(Beginning of SOURCE DATA)

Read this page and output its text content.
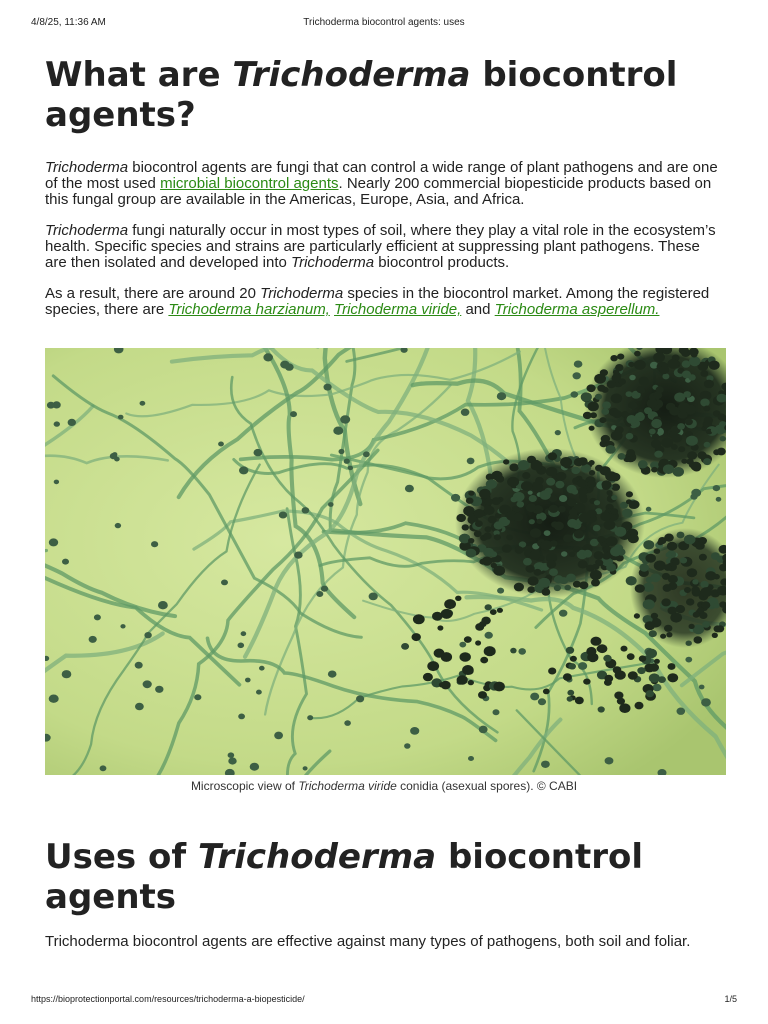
4/8/25, 11:36 AM	Trichoderma biocontrol agents: uses
What are Trichoderma biocontrol agents?

Trichoderma biocontrol agents are fungi that can control a wide range of plant pathogens and are one of the most used microbial biocontrol agents. Nearly 200 commercial biopesticide products based on this fungal group are available in the Americas, Europe, Asia, and Africa.

Trichoderma fungi naturally occur in most types of soil, where they play a vital role in the ecosystem’s health. Specific species and strains are particularly efficient at suppressing plant pathogens. These are then isolated and developed into Trichoderma biocontrol products.

As a result, there are around 20 Trichoderma species in the biocontrol market. Among the registered species, there are Trichoderma harzianum, Trichoderma viride, and Trichoderma asperellum.

Microscopic view of Trichoderma viride conidia (asexual spores). © CABI
Uses of Trichoderma biocontrol agents

Trichoderma biocontrol agents are effective against many types of pathogens, both soil and foliar.

https://bioprotectionportal.com/resources/trichoderma-a-biopesticide/	1/5
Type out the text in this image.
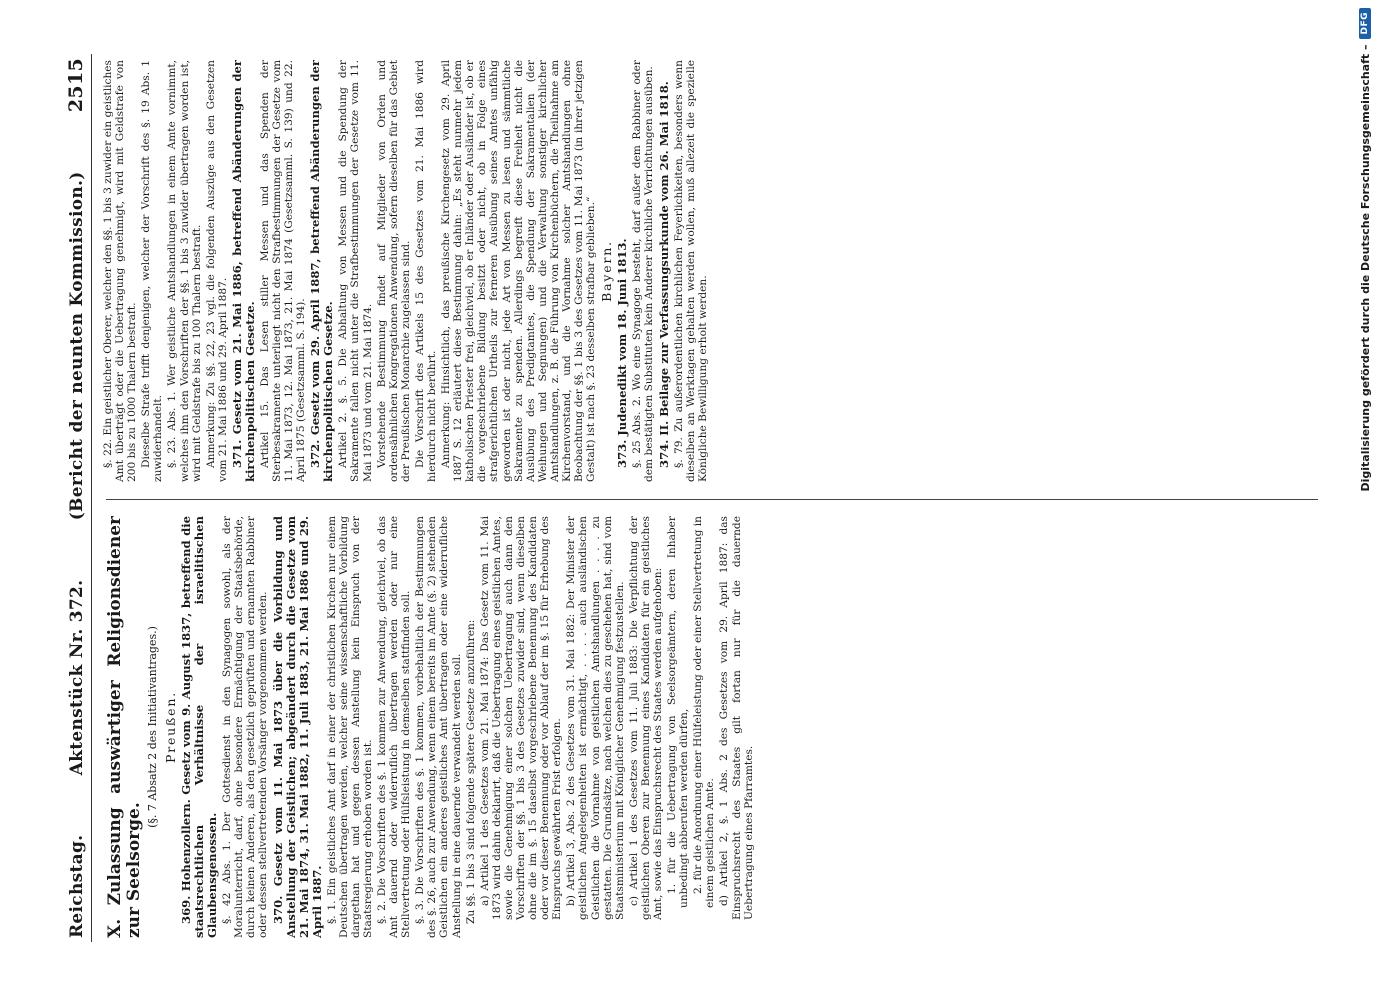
Reichstag.
Aktenstück Nr. 372.
(Bericht der neunten Kommission.)
2515
X. Zulassung auswärtiger Religionsdiener zur Seelsorge.
(§. 7 Absatz 2 des Initiativantrages.) Preußen. 369. Hohenzollern. Gesetz vom 9. August 1837, betreffend die staatsrechtlichen Verhältnisse der israelitischen Glaubensgenossen. §. 42 Abs. 1. Der Gottesdienst in den Synagogen sowohl, als der Moralunterricht, darf, ohne besondere Ermächtigung der Staatsbehörde, durch keinen Anderen, als den gesetzlich geprüften und ernannten Rabbiner oder dessen stellvertretenden Vorsänger vorgenommen werden. 370. Gesetz vom 11. Mai 1873 über die Vorbildung und Anstellung der Geistlichen; abgeändert durch die Gesetze vom 21. Mai 1874, 31. Mai 1882, 11. Juli 1883, 21. Mai 1886 und 29. April 1887. §. 1. Ein geistliches Amt darf in einer der christlichen Kirchen nur einem Deutschen übertragen werden, welcher seine wissenschaftliche Vorbildung dargethan hat und gegen dessen Anstellung kein Einspruch von der Staatsregierung erhoben worden ist. §. 2. Die Vorschriften des §. 1 kommen zur Anwendung, gleichviel, ob das Amt dauernd oder widerruflich übertragen werden oder nur eine Stellvertretung oder Hülfsleistung in demselben stattfinden soll. §. 3. Die Vorschriften des §. 1 kommen, vorbehaltlich der Bestimmungen des §. 26, auch zur Anwendung, wenn einem bereits im Amte (§. 2) stehenden Geistlichen ein anderes geistliches Amt übertragen oder eine widerrufliche Anstellung in eine dauernde verwandelt werden soll. Zu §§. 1 bis 3 sind folgende spätere Gesetze anzuführen: a) Artikel 1 des Gesetzes vom 21. Mai 1874: Das Gesetz vom 11. Mai 1873 wird dahin deklarirt, daß die Uebertragung eines geistlichen Amtes, sowie die Genehmigung einer solchen Uebertragung auch dann den Vorschriften der §§. 1 bis 3 des Gesetzes zuwider sind, wenn dieselben ohne die im §. 15 daselbst vorgeschriebene Benennung des Kandidaten oder vor dieser Benennung oder vor Ablauf der im §. 15 für Erhebung des Einspruchs gewährten Frist erfolgen. b) Artikel 3, Abs. 2 des Gesetzes vom 31. Mai 1882: Der Minister der geistlichen Angelegenheiten ist ermächtigt, . . . . auch ausländischen Geistlichen die Vornahme von geistlichen Amtshandlungen . . . . zu gestatten. Die Grundsätze, nach welchen dies zu geschehen hat, sind vom Staatsministerium mit Königlicher Genehmigung festzustellen. c) Artikel 1 des Gesetzes vom 11. Juli 1883: Die Verpflichtung der geistlichen Oberen zur Benennung eines Kandidaten für ein geistliches Amt, sowie das Einspruchsrecht des Staates werden aufgehoben: 1. für die Uebertragung von Seelsorgeämtern, deren Inhaber unbedingt abberufen werden dürfen, 2. für die Anordnung einer Hülfeleistung oder einer Stellvertretung in einem geistlichen Amte. d) Artikel 2, §. 1 Abs. 2 des Gesetzes vom 29. April 1887: das Einspruchsrecht des Staates gilt fortan nur für die dauernde Uebertragung eines Pfarramtes.

§. 22. Ein geistlicher Oberer, welcher den §§. 1 bis 3 zuwider ein geistliches Amt überträgt oder die Uebertragung genehmigt, wird mit Geldstrafe von 200 bis zu 1000 Thalern bestraft. Dieselbe Strafe trifft denjenigen, welcher der Vorschrift des §. 19 Abs. 1 zuwiderhandelt. §. 23. Abs. 1. Wer geistliche Amtshandlungen in einem Amte vornimmt, welches ihm den Vorschriften der §§. 1 bis 3 zuwider übertragen worden ist, wird mit Geldstrafe bis zu 100 Thalern bestraft. Anmerkung: Zu §§. 22, 23 vgl. die folgenden Auszüge aus den Gesetzen vom 21. Mai 1886 und 29. April 1887. 371. Gesetz vom 21. Mai 1886, betreffend Abänderungen der kirchenpolitischen Gesetze. Artikel 15. Das Lesen stiller Messen und das Spenden der Sterbesakramente unterliegt nicht den Strafbestimmungen der Gesetze vom 11. Mai 1873, 12. Mai 1873, 21. Mai 1874 (Gesetzsamml. S. 139) und 22. April 1875 (Gesetzsamml. S. 194). 372. Gesetz vom 29. April 1887, betreffend Abänderungen der kirchenpolitischen Gesetze. Artikel 2. §. 5. Die Abhaltung von Messen und die Spendung der Sakramente fallen nicht unter die Strafbestimmungen der Gesetze vom 11. Mai 1873 und vom 21. Mai 1874. Vorstehende Bestimmung findet auf Mitglieder von Orden und ordensähnlichen Kongregationen Anwendung, sofern dieselben für das Gebiet der Preußischen Monarchie zugelassen sind. Die Vorschrift des Artikels 15 des Gesetzes vom 21. Mai 1886 wird hierdurch nicht berührt. Anmerkung: Hinsichtlich, das preußische Kirchengesetz vom 29. April 1887 S. 12 erläutert diese Bestimmung dahin: „Es steht nunmehr jedem katholischen Priester frei, gleichviel, ob er Inländer oder Ausländer ist, ob er die vorgeschriebene Bildung besitzt oder nicht, ob in Folge eines strafgerichtlichen Urtheils zur ferneren Ausübung seines Amtes unfähig geworden ist oder nicht, jede Art von Messen zu lesen und sämmtliche Sakramente zu spenden. Allerdings begreift diese Freiheit nicht die Ausübung des Predigtamtes, die Spendung der Sakramentalien (der Weihungen und Segnungen) und die Verwaltung sonstiger kirchlicher Amtshandlungen, z. B. die Führung von Kirchenbüchern, die Theilnahme am Kirchenvorstand, und die Vornahme solcher Amtshandlungen ohne Beobachtung der §§. 1 bis 3 des Gesetzes vom 11. Mai 1873 (in ihrer jetzigen Gestalt) ist nach §. 23 desselben strafbar geblieben.“ Bayern. 373. Judenedikt vom 18. Juni 1813. §. 25 Abs. 2. Wo eine Synagoge besteht, darf außer dem Rabbiner oder dem bestätigten Substituten kein Anderer kirchliche Verrichtungen ausüben. 374. II. Beilage zur Verfassungsurkunde vom 26. Mai 1818. §. 79. Zu außerordentlichen kirchlichen Feyerlichkeiten, besonders wenn dieselben an Werktagen gehalten werden wollen, muß allezeit die spezielle Königliche Bewilligung erholt werden.	Digitalisierung gefördert durch die Deutsche Forschungsgemeinschaft –
DFG
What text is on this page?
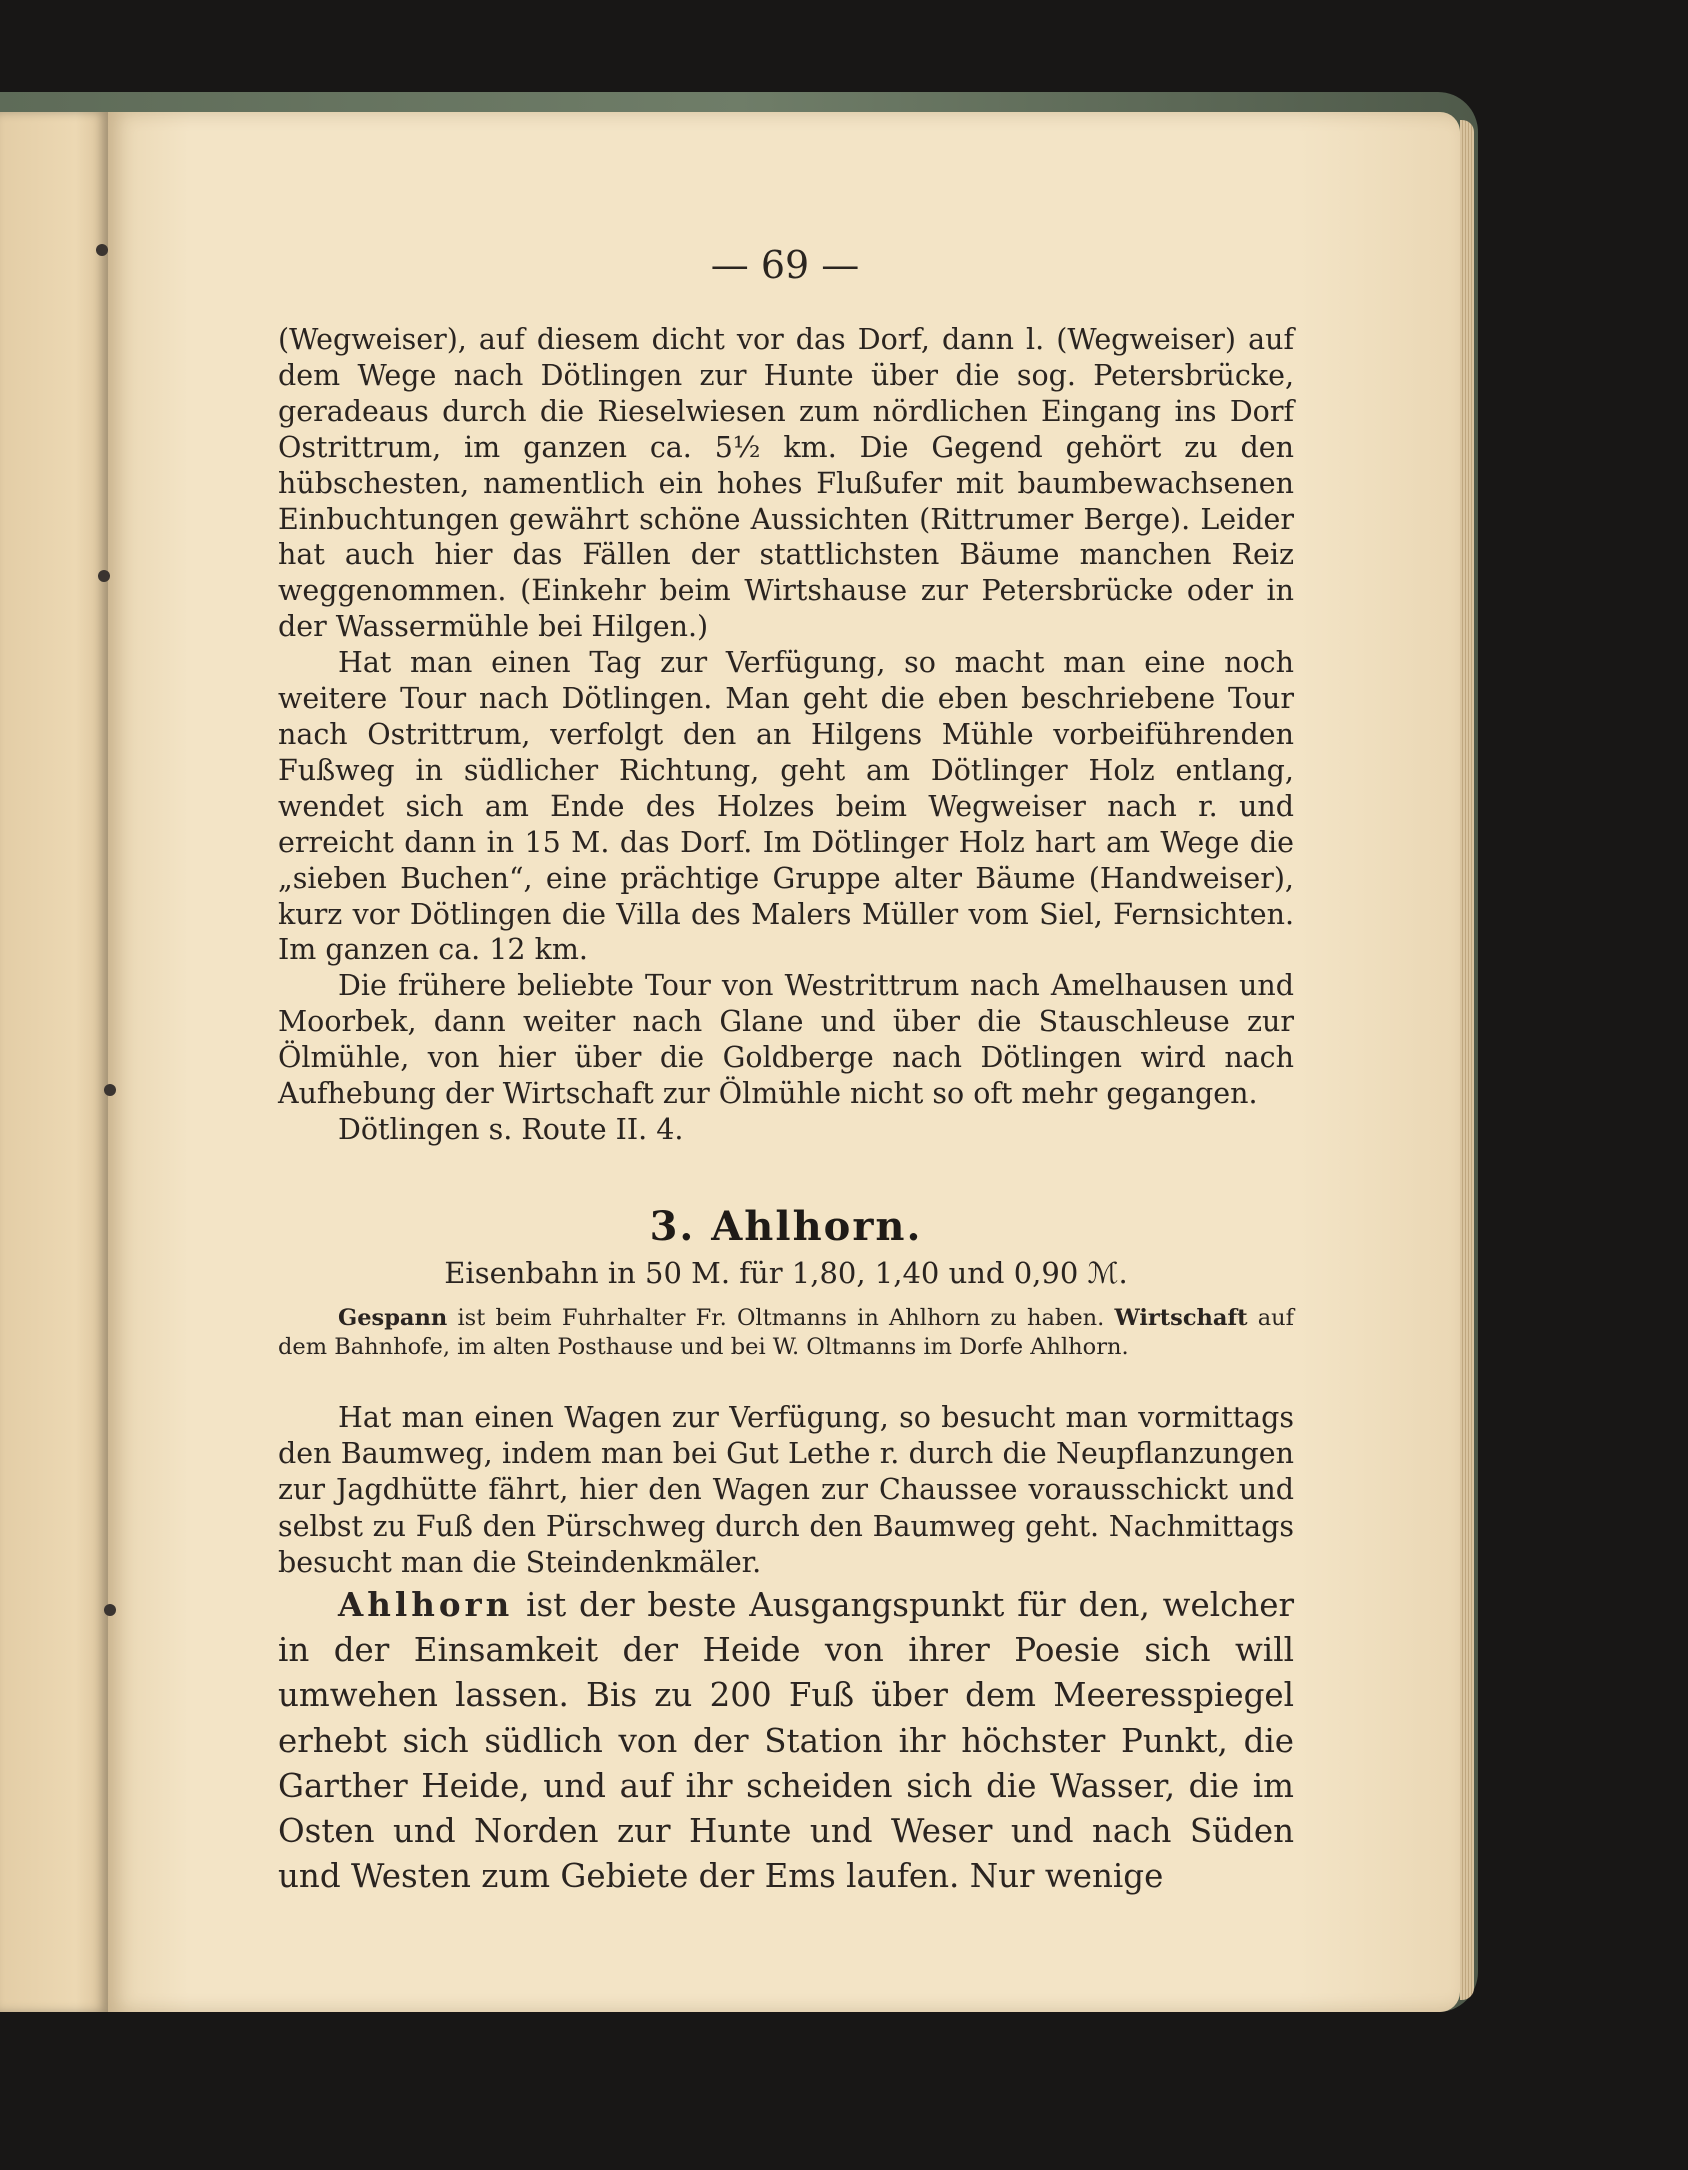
— 69 —

(Wegweiser), auf diesem dicht vor das Dorf, dann l. (Wegweiser) auf dem Wege nach Dötlingen zur Hunte über die sog. Petersbrücke, geradeaus durch die Rieselwiesen zum nördlichen Eingang ins Dorf Ostrittrum, im ganzen ca. 5½ km. Die Gegend gehört zu den hübschesten, namentlich ein hohes Flußufer mit baumbewachsenen Einbuchtungen gewährt schöne Aussichten (Rittrumer Berge). Leider hat auch hier das Fällen der stattlichsten Bäume manchen Reiz weggenommen. (Einkehr beim Wirtshause zur Petersbrücke oder in der Wassermühle bei Hilgen.)

Hat man einen Tag zur Verfügung, so macht man eine noch weitere Tour nach Dötlingen. Man geht die eben beschriebene Tour nach Ostrittrum, verfolgt den an Hilgens Mühle vorbeiführenden Fußweg in südlicher Richtung, geht am Dötlinger Holz entlang, wendet sich am Ende des Holzes beim Wegweiser nach r. und erreicht dann in 15 M. das Dorf. Im Dötlinger Holz hart am Wege die „sieben Buchen“, eine prächtige Gruppe alter Bäume (Handweiser), kurz vor Dötlingen die Villa des Malers Müller vom Siel, Fernsichten. Im ganzen ca. 12 km.

Die frühere beliebte Tour von Westrittrum nach Amelhausen und Moorbek, dann weiter nach Glane und über die Stauschleuse zur Ölmühle, von hier über die Goldberge nach Dötlingen wird nach Aufhebung der Wirtschaft zur Ölmühle nicht so oft mehr gegangen.

Dötlingen s. Route II. 4.

3. Ahlhorn.
Eisenbahn in 50 M. für 1,80, 1,40 und 0,90 ℳ.

Gespann ist beim Fuhrhalter Fr. Oltmanns in Ahlhorn zu haben. Wirtschaft auf dem Bahnhofe, im alten Posthause und bei W. Oltmanns im Dorfe Ahlhorn.

Hat man einen Wagen zur Verfügung, so besucht man vormittags den Baumweg, indem man bei Gut Lethe r. durch die Neupflanzungen zur Jagdhütte fährt, hier den Wagen zur Chaussee vorausschickt und selbst zu Fuß den Pürschweg durch den Baumweg geht. Nachmittags besucht man die Steindenkmäler.

Ahlhorn ist der beste Ausgangspunkt für den, welcher in der Einsamkeit der Heide von ihrer Poesie sich will umwehen lassen. Bis zu 200 Fuß über dem Meeresspiegel erhebt sich südlich von der Station ihr höchster Punkt, die Garther Heide, und auf ihr scheiden sich die Wasser, die im Osten und Norden zur Hunte und Weser und nach Süden und Westen zum Gebiete der Ems laufen. Nur wenige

(End of SOURCE DATA)

Find and copy each line of the data where "Ahlhorn" is present.

3. Ahlhorn.
Gespann ist beim Fuhrhalter Fr. Oltmanns in Ahlhorn zu haben. Wirtschaft auf dem Bahnhofe, im alten Posthause und bei W. Oltmanns im Dorfe Ahlhorn.
Ahlhorn ist der beste Ausgangspunkt für den, welcher in der Einsamkeit der Heide von ihrer Poesie sich will umwehen lassen. Bis zu 200 Fuß über dem Meeresspiegel erhebt sich südlich von der Station ihr höchster Punkt, die Garther Heide, und auf ihr scheiden sich die Wasser, die im Osten und Norden zur Hunte und Weser und nach Süden und Westen zum Gebiete der Ems laufen. Nur wenige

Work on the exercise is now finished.